══ MATERIAL FOR THE TASK ══
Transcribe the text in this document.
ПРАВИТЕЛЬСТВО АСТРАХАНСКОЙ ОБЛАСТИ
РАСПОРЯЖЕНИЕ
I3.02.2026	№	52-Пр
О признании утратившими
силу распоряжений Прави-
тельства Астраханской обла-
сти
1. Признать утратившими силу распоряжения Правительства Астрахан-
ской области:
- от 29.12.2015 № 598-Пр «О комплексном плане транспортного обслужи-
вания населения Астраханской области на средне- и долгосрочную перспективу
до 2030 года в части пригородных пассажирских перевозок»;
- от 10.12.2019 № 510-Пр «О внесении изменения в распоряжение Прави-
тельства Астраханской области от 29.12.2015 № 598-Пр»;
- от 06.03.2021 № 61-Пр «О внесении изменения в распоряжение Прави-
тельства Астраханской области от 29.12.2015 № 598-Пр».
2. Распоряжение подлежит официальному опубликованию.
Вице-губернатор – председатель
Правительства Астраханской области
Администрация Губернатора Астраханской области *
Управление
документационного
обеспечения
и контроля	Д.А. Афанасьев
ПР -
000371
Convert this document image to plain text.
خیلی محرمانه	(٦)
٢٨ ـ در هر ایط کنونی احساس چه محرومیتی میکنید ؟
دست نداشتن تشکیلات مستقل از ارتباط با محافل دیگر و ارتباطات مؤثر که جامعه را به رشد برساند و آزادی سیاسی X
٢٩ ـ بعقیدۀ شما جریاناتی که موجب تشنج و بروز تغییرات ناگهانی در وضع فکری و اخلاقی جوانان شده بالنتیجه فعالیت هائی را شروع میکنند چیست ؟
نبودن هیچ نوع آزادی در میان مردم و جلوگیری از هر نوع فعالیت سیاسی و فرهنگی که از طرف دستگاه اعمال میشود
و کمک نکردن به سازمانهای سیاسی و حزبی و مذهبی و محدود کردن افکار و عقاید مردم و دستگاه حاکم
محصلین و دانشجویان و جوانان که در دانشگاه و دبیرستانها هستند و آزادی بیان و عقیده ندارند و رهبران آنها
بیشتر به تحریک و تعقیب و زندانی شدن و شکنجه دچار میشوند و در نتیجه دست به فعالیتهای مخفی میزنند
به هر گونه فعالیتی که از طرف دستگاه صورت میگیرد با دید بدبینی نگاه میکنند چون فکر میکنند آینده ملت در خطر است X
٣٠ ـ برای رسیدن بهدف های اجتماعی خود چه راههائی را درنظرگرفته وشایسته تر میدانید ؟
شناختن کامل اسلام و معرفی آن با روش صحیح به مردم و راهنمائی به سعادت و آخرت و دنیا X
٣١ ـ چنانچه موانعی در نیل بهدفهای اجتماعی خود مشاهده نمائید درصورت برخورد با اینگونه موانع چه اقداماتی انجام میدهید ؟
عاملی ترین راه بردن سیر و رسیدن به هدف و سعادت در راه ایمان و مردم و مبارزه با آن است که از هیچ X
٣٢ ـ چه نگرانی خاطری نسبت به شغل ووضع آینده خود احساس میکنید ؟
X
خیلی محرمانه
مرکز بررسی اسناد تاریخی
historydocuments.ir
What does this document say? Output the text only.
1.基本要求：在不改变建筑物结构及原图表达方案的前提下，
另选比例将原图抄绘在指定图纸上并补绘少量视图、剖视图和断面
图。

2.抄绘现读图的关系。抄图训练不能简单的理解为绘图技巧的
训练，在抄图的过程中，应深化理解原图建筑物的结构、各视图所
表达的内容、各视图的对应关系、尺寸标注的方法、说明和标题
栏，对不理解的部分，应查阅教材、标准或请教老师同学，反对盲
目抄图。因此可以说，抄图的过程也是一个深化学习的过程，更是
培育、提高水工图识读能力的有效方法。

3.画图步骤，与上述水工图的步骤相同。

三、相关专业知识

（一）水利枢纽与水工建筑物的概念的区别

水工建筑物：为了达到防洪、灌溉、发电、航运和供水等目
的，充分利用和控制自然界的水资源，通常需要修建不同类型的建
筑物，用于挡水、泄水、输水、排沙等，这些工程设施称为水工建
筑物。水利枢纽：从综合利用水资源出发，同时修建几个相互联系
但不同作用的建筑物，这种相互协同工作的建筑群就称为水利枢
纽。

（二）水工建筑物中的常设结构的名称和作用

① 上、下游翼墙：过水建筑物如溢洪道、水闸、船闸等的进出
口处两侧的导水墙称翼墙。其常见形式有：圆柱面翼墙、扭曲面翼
═══
REQUEST>
Extract all of the data above and output it character for character.

TASK SOLUTION>
Transcribe the text in this document.
ПРАВИТЕЛЬСТВО АСТРАХАНСКОЙ ОБЛАСТИ
РАСПОРЯЖЕНИЕ
I3.02.2026	№	52-Пр
О признании утратившими
силу распоряжений Прави-
тельства Астраханской обла-
сти
1. Признать утратившими силу распоряжения Правительства Астрахан-
ской области:
- от 29.12.2015 № 598-Пр «О комплексном плане транспортного обслужи-
вания населения Астраханской области на средне- и долгосрочную перспективу
до 2030 года в части пригородных пассажирских перевозок»;
- от 10.12.2019 № 510-Пр «О внесении изменения в распоряжение Прави-
тельства Астраханской области от 29.12.2015 № 598-Пр»;
- от 06.03.2021 № 61-Пр «О внесении изменения в распоряжение Прави-
тельства Астраханской области от 29.12.2015 № 598-Пр».
2. Распоряжение подлежит официальному опубликованию.
Вице-губернатор – председатель
Правительства Астраханской области
Администрация Губернатора Астраханской области *
Управление
документационного
обеспечения
и контроля	Д.А. Афанасьев
ПР -
000371
Convert this document image to plain text.
خیلی محرمانه	(٦)
٢٨ ـ در هر ایط کنونی احساس چه محرومیتی میکنید ؟
دست نداشتن تشکیلات مستقل از ارتباط با محافل دیگر و ارتباطات مؤثر که جامعه را به رشد برساند و آزادی سیاسی X
٢٩ ـ بعقیدۀ شما جریاناتی که موجب تشنج و بروز تغییرات ناگهانی در وضع فکری و اخلاقی جوانان شده بالنتیجه فعالیت هائی را شروع میکنند چیست ؟
نبودن هیچ نوع آزادی در میان مردم و جلوگیری از هر نوع فعالیت سیاسی و فرهنگی که از طرف دستگاه اعمال میشود
و کمک نکردن به سازمانهای سیاسی و حزبی و مذهبی و محدود کردن افکار و عقاید مردم و دستگاه حاکم
محصلین و دانشجویان و جوانان که در دانشگاه و دبیرستانها هستند و آزادی بیان و عقیده ندارند و رهبران آنها
بیشتر به تحریک و تعقیب و زندانی شدن و شکنجه دچار میشوند و در نتیجه دست به فعالیتهای مخفی میزنند
به هر گونه فعالیتی که از طرف دستگاه صورت میگیرد با دید بدبینی نگاه میکنند چون فکر میکنند آینده ملت در خطر است X
٣٠ ـ برای رسیدن بهدف های اجتماعی خود چه راههائی را درنظرگرفته وشایسته تر میدانید ؟
شناختن کامل اسلام و معرفی آن با روش صحیح به مردم و راهنمائی به سعادت و آخرت و دنیا X
٣١ ـ چنانچه موانعی در نیل بهدفهای اجتماعی خود مشاهده نمائید درصورت برخورد با اینگونه موانع چه اقداماتی انجام میدهید ؟
عاملی ترین راه بردن سیر و رسیدن به هدف و سعادت در راه ایمان و مردم و مبارزه با آن است که از هیچ X
٣٢ ـ چه نگرانی خاطری نسبت به شغل ووضع آینده خود احساس میکنید ؟
X
خیلی محرمانه
مرکز بررسی اسناد تاریخی
historydocuments.ir
What does this document say? Output the text only.
1.基本要求：在不改变建筑物结构及原图表达方案的前提下，
另选比例将原图抄绘在指定图纸上并补绘少量视图、剖视图和断面
图。

2.抄绘现读图的关系。抄图训练不能简单的理解为绘图技巧的
训练，在抄图的过程中，应深化理解原图建筑物的结构、各视图所
表达的内容、各视图的对应关系、尺寸标注的方法、说明和标题
栏，对不理解的部分，应查阅教材、标准或请教老师同学，反对盲
目抄图。因此可以说，抄图的过程也是一个深化学习的过程，更是
培育、提高水工图识读能力的有效方法。

3.画图步骤，与上述水工图的步骤相同。

三、相关专业知识

（一）水利枢纽与水工建筑物的概念的区别

水工建筑物：为了达到防洪、灌溉、发电、航运和供水等目
的，充分利用和控制自然界的水资源，通常需要修建不同类型的建
筑物，用于挡水、泄水、输水、排沙等，这些工程设施称为水工建
筑物。水利枢纽：从综合利用水资源出发，同时修建几个相互联系
但不同作用的建筑物，这种相互协同工作的建筑群就称为水利枢
纽。

（二）水工建筑物中的常设结构的名称和作用

① 上、下游翼墙：过水建筑物如溢洪道、水闸、船闸等的进出
口处两侧的导水墙称翼墙。其常见形式有：圆柱面翼墙、扭曲面翼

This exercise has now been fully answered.